### What you should do
Output an exact reproduction of the data.
━━ Records to process
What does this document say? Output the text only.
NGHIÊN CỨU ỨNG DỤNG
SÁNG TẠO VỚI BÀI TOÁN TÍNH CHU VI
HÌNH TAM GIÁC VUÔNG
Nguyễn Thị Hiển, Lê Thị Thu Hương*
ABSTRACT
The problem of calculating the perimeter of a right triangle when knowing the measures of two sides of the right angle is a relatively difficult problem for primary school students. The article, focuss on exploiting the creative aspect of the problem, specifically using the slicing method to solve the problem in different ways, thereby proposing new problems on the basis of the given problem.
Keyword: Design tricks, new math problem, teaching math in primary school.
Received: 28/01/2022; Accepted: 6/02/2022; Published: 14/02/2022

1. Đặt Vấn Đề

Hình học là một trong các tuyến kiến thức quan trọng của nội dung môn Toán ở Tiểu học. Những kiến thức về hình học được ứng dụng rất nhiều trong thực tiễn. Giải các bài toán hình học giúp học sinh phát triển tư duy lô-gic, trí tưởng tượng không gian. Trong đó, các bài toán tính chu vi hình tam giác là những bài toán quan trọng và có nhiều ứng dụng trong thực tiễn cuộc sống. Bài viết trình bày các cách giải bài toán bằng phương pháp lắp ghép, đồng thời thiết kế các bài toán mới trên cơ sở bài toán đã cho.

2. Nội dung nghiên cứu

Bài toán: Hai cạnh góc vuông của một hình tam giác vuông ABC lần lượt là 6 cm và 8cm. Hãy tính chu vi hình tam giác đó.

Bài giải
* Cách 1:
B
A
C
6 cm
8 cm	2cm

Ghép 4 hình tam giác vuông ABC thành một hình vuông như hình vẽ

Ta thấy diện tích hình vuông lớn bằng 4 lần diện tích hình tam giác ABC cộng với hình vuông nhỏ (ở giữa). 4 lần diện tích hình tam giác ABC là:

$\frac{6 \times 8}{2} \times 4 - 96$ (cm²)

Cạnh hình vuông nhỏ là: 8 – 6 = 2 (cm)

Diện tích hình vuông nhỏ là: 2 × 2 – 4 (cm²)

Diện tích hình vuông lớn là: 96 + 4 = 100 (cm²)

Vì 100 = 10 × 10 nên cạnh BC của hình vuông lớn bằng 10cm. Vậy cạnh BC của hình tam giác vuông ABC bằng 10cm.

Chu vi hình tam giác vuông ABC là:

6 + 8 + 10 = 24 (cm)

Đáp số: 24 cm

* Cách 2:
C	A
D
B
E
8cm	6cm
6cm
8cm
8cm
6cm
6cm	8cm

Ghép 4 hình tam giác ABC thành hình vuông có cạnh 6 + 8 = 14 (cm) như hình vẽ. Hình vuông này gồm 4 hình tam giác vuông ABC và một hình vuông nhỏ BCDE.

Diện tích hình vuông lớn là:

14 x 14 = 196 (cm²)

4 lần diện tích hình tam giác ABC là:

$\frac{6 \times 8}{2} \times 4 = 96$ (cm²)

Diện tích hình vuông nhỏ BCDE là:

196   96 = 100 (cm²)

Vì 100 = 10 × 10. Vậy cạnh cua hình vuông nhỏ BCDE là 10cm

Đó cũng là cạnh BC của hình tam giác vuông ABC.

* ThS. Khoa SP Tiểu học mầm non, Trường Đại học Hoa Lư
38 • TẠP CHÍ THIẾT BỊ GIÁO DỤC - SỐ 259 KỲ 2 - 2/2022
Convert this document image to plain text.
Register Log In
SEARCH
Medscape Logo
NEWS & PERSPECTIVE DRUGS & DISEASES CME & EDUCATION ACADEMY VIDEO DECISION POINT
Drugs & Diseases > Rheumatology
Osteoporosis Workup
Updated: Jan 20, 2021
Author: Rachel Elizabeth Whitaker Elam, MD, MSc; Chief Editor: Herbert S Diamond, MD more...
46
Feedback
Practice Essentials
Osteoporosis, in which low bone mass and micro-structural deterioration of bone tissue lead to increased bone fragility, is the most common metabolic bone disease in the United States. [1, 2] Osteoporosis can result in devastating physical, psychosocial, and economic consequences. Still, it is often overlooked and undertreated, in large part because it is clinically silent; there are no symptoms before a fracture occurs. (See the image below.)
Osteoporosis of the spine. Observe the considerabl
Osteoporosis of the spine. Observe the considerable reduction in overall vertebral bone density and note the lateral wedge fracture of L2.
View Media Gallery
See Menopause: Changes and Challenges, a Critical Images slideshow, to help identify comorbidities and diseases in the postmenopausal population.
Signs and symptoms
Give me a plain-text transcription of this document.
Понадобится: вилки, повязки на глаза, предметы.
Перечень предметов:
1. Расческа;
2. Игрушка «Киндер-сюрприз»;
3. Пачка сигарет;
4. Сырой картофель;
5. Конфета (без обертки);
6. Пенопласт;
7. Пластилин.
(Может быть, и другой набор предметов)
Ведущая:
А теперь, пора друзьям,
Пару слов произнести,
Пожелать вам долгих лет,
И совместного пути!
━━━━
### Exercise result
What does this document say? Output the text only.
NGHIÊN CỨU ỨNG DỤNG
SÁNG TẠO VỚI BÀI TOÁN TÍNH CHU VI
HÌNH TAM GIÁC VUÔNG
Nguyễn Thị Hiển, Lê Thị Thu Hương*
ABSTRACT
The problem of calculating the perimeter of a right triangle when knowing the measures of two sides of the right angle is a relatively difficult problem for primary school students. The article, focuss on exploiting the creative aspect of the problem, specifically using the slicing method to solve the problem in different ways, thereby proposing new problems on the basis of the given problem.
Keyword: Design tricks, new math problem, teaching math in primary school.
Received: 28/01/2022; Accepted: 6/02/2022; Published: 14/02/2022

1. Đặt Vấn Đề

Hình học là một trong các tuyến kiến thức quan trọng của nội dung môn Toán ở Tiểu học. Những kiến thức về hình học được ứng dụng rất nhiều trong thực tiễn. Giải các bài toán hình học giúp học sinh phát triển tư duy lô-gic, trí tưởng tượng không gian. Trong đó, các bài toán tính chu vi hình tam giác là những bài toán quan trọng và có nhiều ứng dụng trong thực tiễn cuộc sống. Bài viết trình bày các cách giải bài toán bằng phương pháp lắp ghép, đồng thời thiết kế các bài toán mới trên cơ sở bài toán đã cho.

2. Nội dung nghiên cứu

Bài toán: Hai cạnh góc vuông của một hình tam giác vuông ABC lần lượt là 6 cm và 8cm. Hãy tính chu vi hình tam giác đó.

Bài giải
* Cách 1:
B
A
C
6 cm
8 cm	2cm

Ghép 4 hình tam giác vuông ABC thành một hình vuông như hình vẽ

Ta thấy diện tích hình vuông lớn bằng 4 lần diện tích hình tam giác ABC cộng với hình vuông nhỏ (ở giữa). 4 lần diện tích hình tam giác ABC là:

$\frac{6 \times 8}{2} \times 4 - 96$ (cm²)

Cạnh hình vuông nhỏ là: 8 – 6 = 2 (cm)

Diện tích hình vuông nhỏ là: 2 × 2 – 4 (cm²)

Diện tích hình vuông lớn là: 96 + 4 = 100 (cm²)

Vì 100 = 10 × 10 nên cạnh BC của hình vuông lớn bằng 10cm. Vậy cạnh BC của hình tam giác vuông ABC bằng 10cm.

Chu vi hình tam giác vuông ABC là:

6 + 8 + 10 = 24 (cm)

Đáp số: 24 cm

* Cách 2:
C	A
D
B
E
8cm	6cm
6cm
8cm
8cm
6cm
6cm	8cm

Ghép 4 hình tam giác ABC thành hình vuông có cạnh 6 + 8 = 14 (cm) như hình vẽ. Hình vuông này gồm 4 hình tam giác vuông ABC và một hình vuông nhỏ BCDE.

Diện tích hình vuông lớn là:

14 x 14 = 196 (cm²)

4 lần diện tích hình tam giác ABC là:

$\frac{6 \times 8}{2} \times 4 = 96$ (cm²)

Diện tích hình vuông nhỏ BCDE là:

196   96 = 100 (cm²)

Vì 100 = 10 × 10. Vậy cạnh cua hình vuông nhỏ BCDE là 10cm

Đó cũng là cạnh BC của hình tam giác vuông ABC.

* ThS. Khoa SP Tiểu học mầm non, Trường Đại học Hoa Lư
38 • TẠP CHÍ THIẾT BỊ GIÁO DỤC - SỐ 259 KỲ 2 - 2/2022
Convert this document image to plain text.
Register Log In
SEARCH
Medscape Logo
NEWS & PERSPECTIVE DRUGS & DISEASES CME & EDUCATION ACADEMY VIDEO DECISION POINT
Drugs & Diseases > Rheumatology
Osteoporosis Workup
Updated: Jan 20, 2021
Author: Rachel Elizabeth Whitaker Elam, MD, MSc; Chief Editor: Herbert S Diamond, MD more...
46
Feedback
Practice Essentials
Osteoporosis, in which low bone mass and micro-structural deterioration of bone tissue lead to increased bone fragility, is the most common metabolic bone disease in the United States. [1, 2] Osteoporosis can result in devastating physical, psychosocial, and economic consequences. Still, it is often overlooked and undertreated, in large part because it is clinically silent; there are no symptoms before a fracture occurs. (See the image below.)
Osteoporosis of the spine. Observe the considerabl
Osteoporosis of the spine. Observe the considerable reduction in overall vertebral bone density and note the lateral wedge fracture of L2.
View Media Gallery
See Menopause: Changes and Challenges, a Critical Images slideshow, to help identify comorbidities and diseases in the postmenopausal population.
Signs and symptoms
Give me a plain-text transcription of this document.
Понадобится: вилки, повязки на глаза, предметы.
Перечень предметов:
1. Расческа;
2. Игрушка «Киндер-сюрприз»;
3. Пачка сигарет;
4. Сырой картофель;
5. Конфета (без обертки);
6. Пенопласт;
7. Пластилин.
(Может быть, и другой набор предметов)
Ведущая:
А теперь, пора друзьям,
Пару слов произнести,
Пожелать вам долгих лет,
И совместного пути!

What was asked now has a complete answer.